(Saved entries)
※

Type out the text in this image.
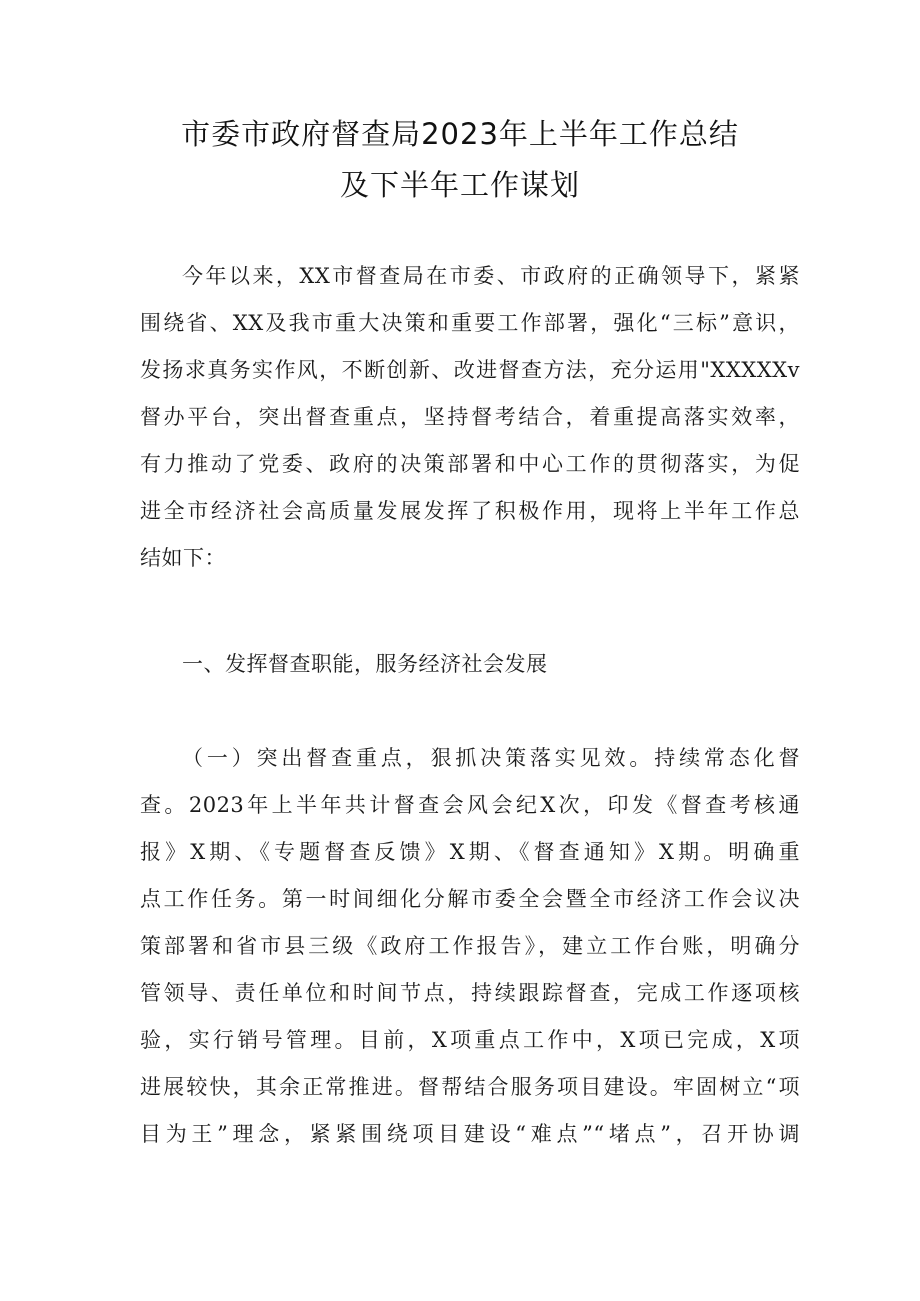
市委市政府督查局2023年上半年工作总结
及下半年工作谋划
今年以来，XX市督查局在市委、市政府的正确领导下，紧紧
围绕省、XX及我市重大决策和重要工作部署，强化“三标”意识，
发扬求真务实作风，不断创新、改进督查方法，充分运用"XXXXXv
督办平台，突出督查重点，坚持督考结合，着重提高落实效率，
有力推动了党委、政府的决策部署和中心工作的贯彻落实，为促
进全市经济社会高质量发展发挥了积极作用，现将上半年工作总
结如下：
一、发挥督查职能，服务经济社会发展
（一）突出督查重点，狠抓决策落实见效。持续常态化督
查。2023年上半年共计督查会风会纪X次，印发《督查考核通
报》X期、《专题督查反馈》X期、《督查通知》X期。明确重
点工作任务。第一时间细化分解市委全会暨全市经济工作会议决
策部署和省市县三级《政府工作报告》，建立工作台账，明确分
管领导、责任单位和时间节点，持续跟踪督查，完成工作逐项核
验，实行销号管理。目前，X项重点工作中，X项已完成，X项
进展较快，其余正常推进。督帮结合服务项目建设。牢固树立“项
目为王”理念，紧紧围绕项目建设“难点”“堵点”，召开协调
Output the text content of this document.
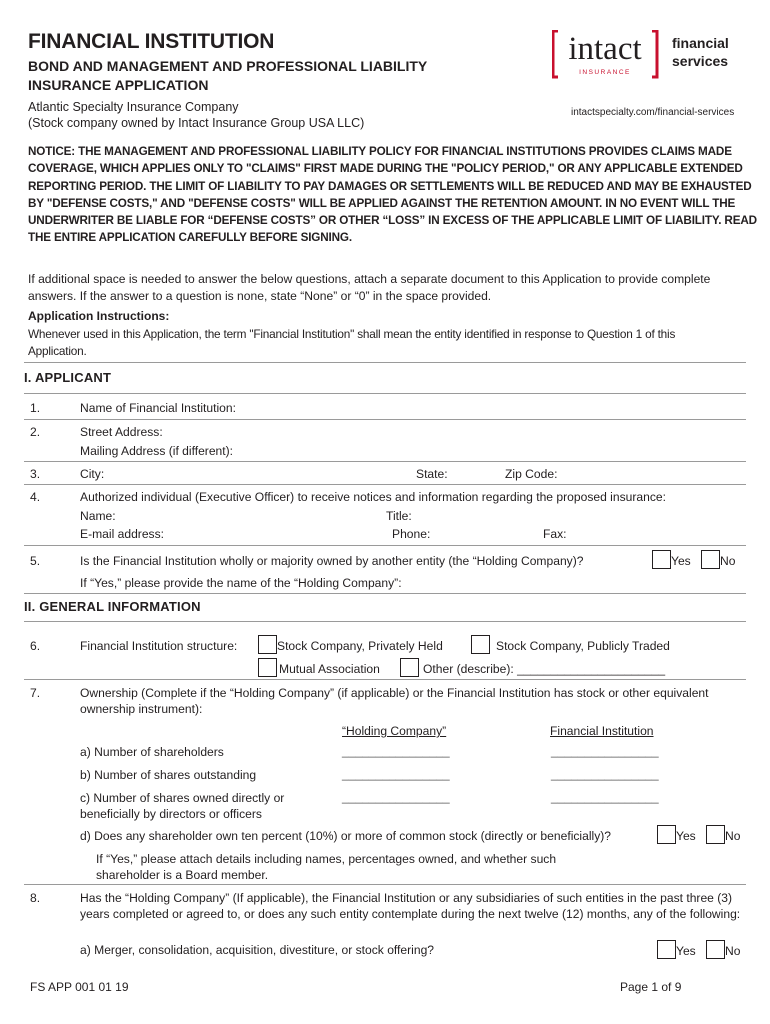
FINANCIAL INSTITUTION
BOND AND MANAGEMENT AND PROFESSIONAL LIABILITY INSURANCE APPLICATION
Atlantic Specialty Insurance Company
(Stock company owned by Intact Insurance Group USA LLC)
intact
INSURANCE
financial
services
intactspecialty.com/financial-services
NOTICE: THE MANAGEMENT AND PROFESSIONAL LIABILITY POLICY FOR FINANCIAL INSTITUTIONS PROVIDES CLAIMS MADE COVERAGE, WHICH APPLIES ONLY TO "CLAIMS" FIRST MADE DURING THE "POLICY PERIOD," OR ANY APPLICABLE EXTENDED REPORTING PERIOD. THE LIMIT OF LIABILITY TO PAY DAMAGES OR SETTLEMENTS WILL BE REDUCED AND MAY BE EXHAUSTED BY "DEFENSE COSTS," AND "DEFENSE COSTS" WILL BE APPLIED AGAINST THE RETENTION AMOUNT. IN NO EVENT WILL THE UNDERWRITER BE LIABLE FOR “DEFENSE COSTS” OR OTHER “LOSS” IN EXCESS OF THE APPLICABLE LIMIT OF LIABILITY. READ THE ENTIRE APPLICATION CAREFULLY BEFORE SIGNING.
If additional space is needed to answer the below questions, attach a separate document to this Application to provide complete answers. If the answer to a question is none, state “None” or “0” in the space provided.
Application Instructions:
Whenever used in this Application, the term "Financial Institution" shall mean the entity identified in response to Question 1 of this Application.
I. APPLICANT
1.	Name of Financial Institution:
2.	Street Address:
Mailing Address (if different):
3.	City:	State:	Zip Code:
4.	Authorized individual (Executive Officer) to receive notices and information regarding the proposed insurance:
Name:	Title:
E-mail address:	Phone:	Fax:
5.	Is the Financial Institution wholly or majority owned by another entity (the “Holding Company)?	Yes No
If “Yes,” please provide the name of the “Holding Company”:
II. GENERAL INFORMATION
6.	Financial Institution structure:	Stock Company, Privately Held	Stock Company, Publicly Traded
Mutual Association	Other (describe): ______________________
7.	Ownership (Complete if the “Holding Company” (if applicable) or the Financial Institution has stock or other equivalent ownership instrument):
“Holding Company”	Financial Institution
a) Number of shareholders	________________	________________
b) Number of shares outstanding	________________	________________
c) Number of shares owned directly or beneficially by directors or officers
________________	________________
d) Does any shareholder own ten percent (10%) or more of common stock (directly or beneficially)?	Yes No
If “Yes,” please attach details including names, percentages owned, and whether such shareholder is a Board member.
8.	Has the “Holding Company” (If applicable), the Financial Institution or any subsidiaries of such entities in the past three (3) years completed or agreed to, or does any such entity contemplate during the next twelve (12) months, any of the following:
a) Merger, consolidation, acquisition, divestiture, or stock offering?	Yes No
FS APP 001 01 19	Page 1 of 9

※

◆ **Task prompt**
List all lines in the material containing the string "this".

◆ **Correct output**
Type out the text in this image.
Output the text content of this document.
If additional space is needed to answer the below questions, attach a separate document to this Application to provide complete answers. If the answer to a question is none, state “None” or “0” in the space provided.
Whenever used in this Application, the term "Financial Institution" shall mean the entity identified in response to Question 1 of this Application.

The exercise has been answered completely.